## Task
Keep only the lines that hold the string "breadcrumb", filtering out the rest of the entries below.
[START Extracted entries]
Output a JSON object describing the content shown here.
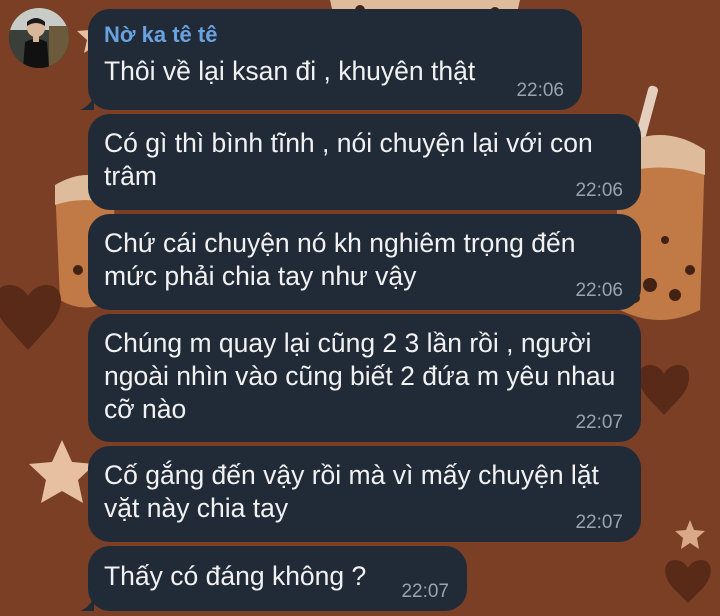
{
  "chat": {
    "sender_name": "Nờ ka tê tê",
    "messages": [
      {
        "lines": [
          "Thôi về lại ksan đi , khuyên thật"
        ],
        "time": "22:06"
      },
      {
        "lines": [
          "Có gì thì bình tĩnh , nói chuyện lại với con",
          "trâm"
        ],
        "time": "22:06"
      },
      {
        "lines": [
          "Chứ cái chuyện nó kh nghiêm trọng đến",
          "mức phải chia tay như vậy"
        ],
        "time": "22:06"
      },
      {
        "lines": [
          "Chúng m quay lại cũng 2 3 lần rồi , người",
          "ngoài nhìn vào cũng biết 2 đứa m yêu nhau",
          "cỡ nào"
        ],
        "time": "22:07"
      },
      {
        "lines": [
          "Cố gắng đến vậy rồi mà vì mấy chuyện lặt",
          "vặt này chia tay"
        ],
        "time": "22:07"
      },
      {
        "lines": [
          "Thấy có đáng không ?"
        ],
        "time": "22:07"
      }
    ]
  },
  "colors": {
    "wallpaper": "#7b3f26",
    "bubble": "#212b38",
    "sender_name": "#6aa2e0",
    "timestamp": "#98a3ae",
    "message_text": "#f1f1f1"
  },
  "icons": {
    "avatar": "user-avatar-photo"
  }
}
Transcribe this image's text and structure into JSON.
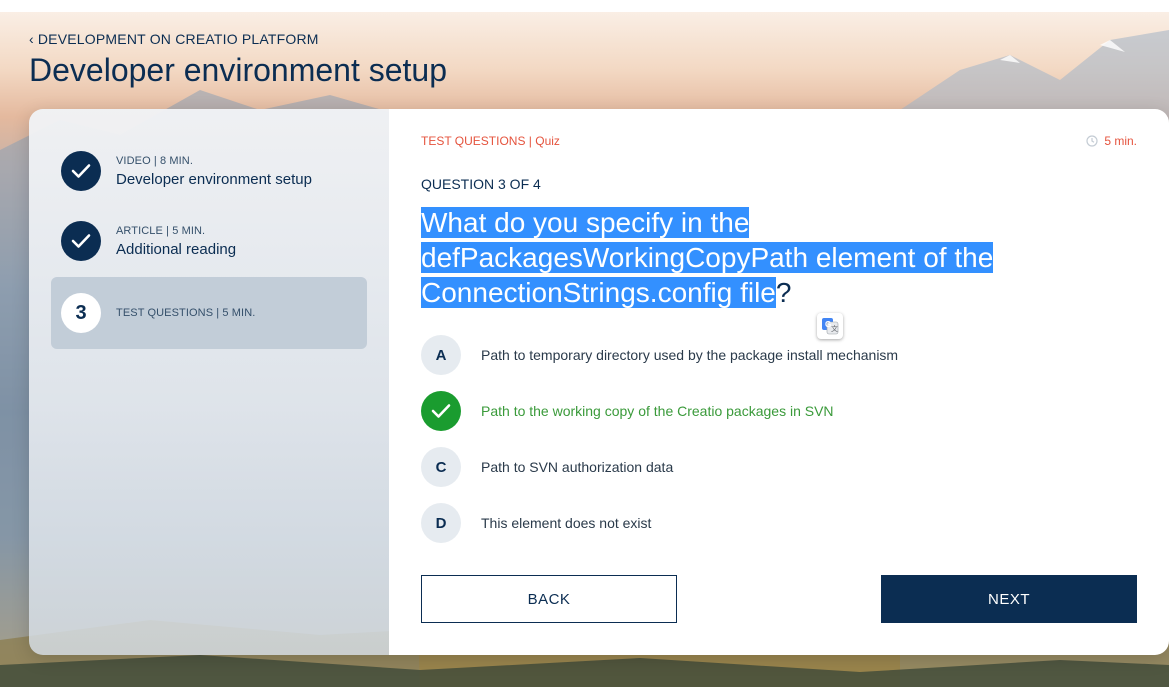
{
  "breadcrumb": {
    "chevron": "‹",
    "label": "DEVELOPMENT ON CREATIO PLATFORM"
  },
  "page": {
    "title": "Developer environment setup"
  },
  "steps": [
    {
      "kind": "VIDEO | 8 MIN.",
      "name": "Developer environment setup",
      "status": "done",
      "icon": "check-icon"
    },
    {
      "kind": "ARTICLE | 5 MIN.",
      "name": "Additional reading",
      "status": "done",
      "icon": "check-icon"
    },
    {
      "kind": "TEST QUESTIONS | 5 MIN.",
      "name": "",
      "status": "active",
      "number": "3"
    }
  ],
  "quiz": {
    "tag": "TEST QUESTIONS | Quiz",
    "timer": "5 min.",
    "counter": "QUESTION 3 OF 4",
    "question_highlighted": "What do you specify in the defPackagesWorkingCopyPath element of the ConnectionStrings.config file",
    "question_rest": "?"
  },
  "options": [
    {
      "letter": "A",
      "text": "Path to temporary directory used by the package install mechanism",
      "correct": false
    },
    {
      "letter": "",
      "text": "Path to the working copy of the Creatio packages in SVN",
      "correct": true
    },
    {
      "letter": "C",
      "text": "Path to SVN authorization data",
      "correct": false
    },
    {
      "letter": "D",
      "text": "This element does not exist",
      "correct": false
    }
  ],
  "buttons": {
    "back": "BACK",
    "next": "NEXT"
  },
  "colors": {
    "navy": "#0b2d52",
    "accent": "#e5533d",
    "correct": "#1a9c2f",
    "selection": "#3390ff"
  }
}
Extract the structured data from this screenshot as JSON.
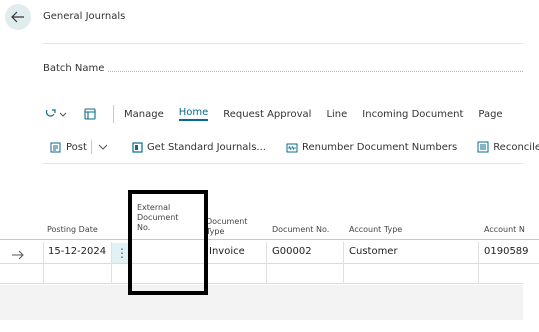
{
  "header": {
    "title": "General Journals"
  },
  "batch": {
    "label": "Batch Name"
  },
  "action_bar": {
    "items": [
      "Manage",
      "Home",
      "Request Approval",
      "Line",
      "Incoming Document",
      "Page"
    ],
    "active": "Home"
  },
  "commands": {
    "post": "Post",
    "get_standard": "Get Standard Journals...",
    "renumber": "Renumber Document Numbers",
    "reconcile": "Reconcile"
  },
  "columns": {
    "posting_date": "Posting Date",
    "external_doc_line1": "External",
    "external_doc_line2": "Document",
    "external_doc_line3": "No.",
    "doc_type_line1": "Document",
    "doc_type_line2": "Type",
    "document_no": "Document No.",
    "account_type": "Account Type",
    "account_no": "Account N"
  },
  "row": {
    "posting_date": "15-12-2024",
    "external_doc_no": "",
    "document_type": "Invoice",
    "document_no": "G00002",
    "account_type": "Customer",
    "account_no": "0190589"
  },
  "accent_color": "#0a6a8c"
}
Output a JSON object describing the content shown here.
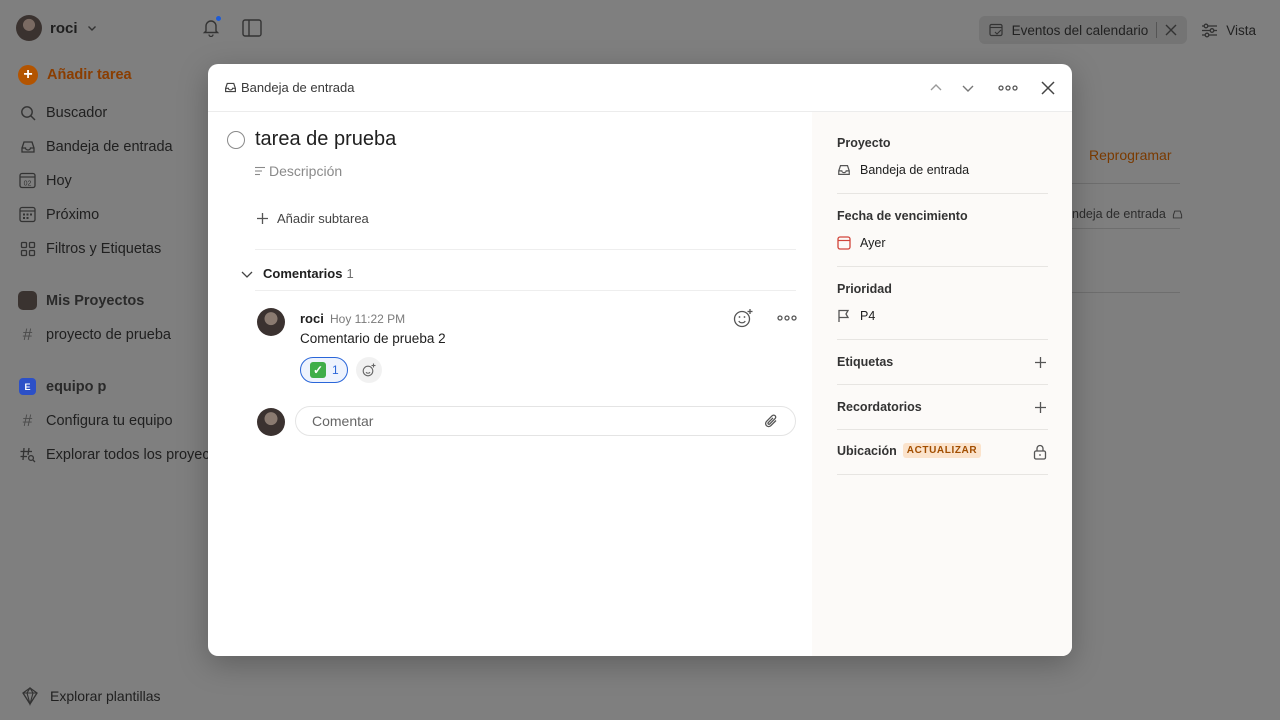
{
  "sidebar": {
    "user_name": "roci",
    "add_task": "Añadir tarea",
    "nav": [
      {
        "label": "Buscador",
        "icon": "search-icon"
      },
      {
        "label": "Bandeja de entrada",
        "icon": "inbox-icon"
      },
      {
        "label": "Hoy",
        "icon": "calendar-today-icon",
        "day": "02"
      },
      {
        "label": "Próximo",
        "icon": "calendar-grid-icon"
      },
      {
        "label": "Filtros y Etiquetas",
        "icon": "filters-icon"
      }
    ],
    "my_projects": "Mis Proyectos",
    "projects": [
      {
        "label": "proyecto de prueba"
      }
    ],
    "team": {
      "badge": "E",
      "label": "equipo p"
    },
    "team_items": [
      {
        "label": "Configura tu equipo"
      },
      {
        "label": "Explorar todos los proyectos"
      }
    ],
    "explore_templates": "Explorar plantillas"
  },
  "topbar": {
    "calendar_events": "Eventos del calendario",
    "view": "Vista"
  },
  "background": {
    "reschedule": "Reprogramar",
    "inbox_fragment": "ndeja de entrada"
  },
  "modal": {
    "breadcrumb": "Bandeja de entrada",
    "task_title": "tarea de prueba",
    "description_placeholder": "Descripción",
    "add_subtask": "Añadir subtarea",
    "comments_label": "Comentarios",
    "comments_count": "1",
    "comment": {
      "author": "roci",
      "time": "Hoy 11:22 PM",
      "text": "Comentario de prueba 2",
      "reaction_count": "1"
    },
    "comment_placeholder": "Comentar"
  },
  "details": {
    "project_label": "Proyecto",
    "project_value": "Bandeja de entrada",
    "due_label": "Fecha de vencimiento",
    "due_value": "Ayer",
    "priority_label": "Prioridad",
    "priority_value": "P4",
    "labels_label": "Etiquetas",
    "reminders_label": "Recordatorios",
    "location_label": "Ubicación",
    "upgrade_badge": "ACTUALIZAR"
  },
  "colors": {
    "accent": "#dc4c3e",
    "overlay_bg": "#7f7f7f",
    "reaction_blue": "#2a66d9",
    "upgrade_text": "#a24e00"
  }
}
[END Extracted entries]
## Final answer
  "breadcrumb": {
    "breadcrumb": "Bandeja de entrada",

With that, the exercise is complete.